Problem statement: Copy out every line of the records below, swapping "data-point" for "chart-marker" wherever it appears and changing nothing else. Leave the pictures out.

Stored dataset records:
........

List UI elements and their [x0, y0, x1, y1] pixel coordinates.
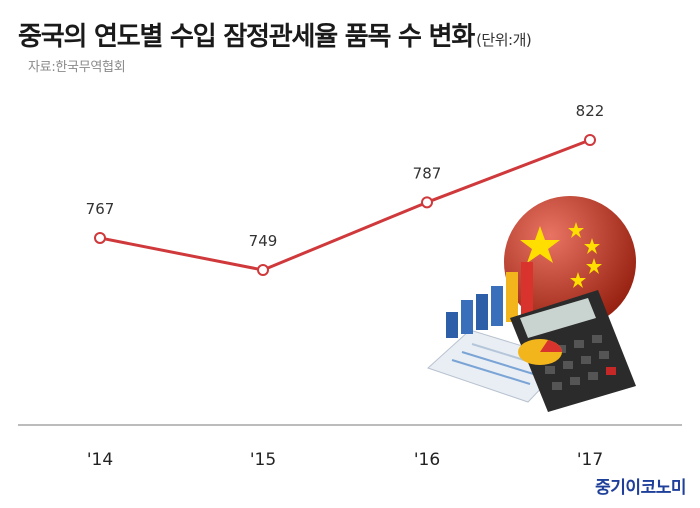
x-tick-label: '16	[414, 450, 440, 470]
calculator-icon	[510, 290, 636, 412]
china-flag-icon	[504, 196, 636, 328]
x-tick-label: '15	[250, 450, 276, 470]
data-label: 787	[413, 164, 442, 182]
data-point	[257, 264, 269, 276]
x-tick-label: '14	[87, 450, 113, 470]
data-point	[94, 231, 106, 244]
series-line	[99, 138, 591, 272]
data-label: 822	[576, 102, 605, 120]
chart-title-group: 중국의 연도별 수입 잠정관세율 품목 수 변화 (단위:개)	[18, 16, 532, 53]
pie-chart-icon	[518, 339, 562, 365]
bar-chart-icon	[446, 262, 533, 338]
chart-title: 중국의 연도별 수입 잠정관세율 품목 수 변화	[18, 22, 475, 52]
data-label: 749	[249, 232, 278, 250]
data-point	[584, 134, 596, 146]
brand-logo: 중기이코노미	[595, 478, 686, 498]
unit-label: (단위:개)	[476, 31, 532, 49]
data-point	[421, 196, 433, 209]
x-tick-label: '17	[577, 450, 603, 470]
source-label: 자료:한국무역협회	[28, 60, 126, 75]
data-label: 767	[86, 200, 115, 218]
finance-illustration	[427, 196, 636, 412]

........

Solved problem:
List UI elements and their [x0, y0, x1, y1] pixel coordinates.
x-tick-label: '16	[414, 450, 440, 470]
calculator-icon	[510, 290, 636, 412]
china-flag-icon	[504, 196, 636, 328]
x-tick-label: '15	[250, 450, 276, 470]
data-label: 787	[413, 164, 442, 182]
chart-marker	[257, 264, 269, 276]
x-tick-label: '14	[87, 450, 113, 470]
chart-marker	[94, 231, 106, 244]
series-line	[99, 138, 591, 272]
data-label: 822	[576, 102, 605, 120]
chart-title-group: 중국의 연도별 수입 잠정관세율 품목 수 변화 (단위:개)	[18, 16, 532, 53]
pie-chart-icon	[518, 339, 562, 365]
bar-chart-icon	[446, 262, 533, 338]
chart-title: 중국의 연도별 수입 잠정관세율 품목 수 변화	[18, 22, 475, 52]
data-label: 749	[249, 232, 278, 250]
chart-marker	[584, 134, 596, 146]
brand-logo: 중기이코노미	[595, 478, 686, 498]
unit-label: (단위:개)	[476, 31, 532, 49]
chart-marker	[421, 196, 433, 209]
x-tick-label: '17	[577, 450, 603, 470]
source-label: 자료:한국무역협회	[28, 60, 126, 75]
data-label: 767	[86, 200, 115, 218]
finance-illustration	[427, 196, 636, 412]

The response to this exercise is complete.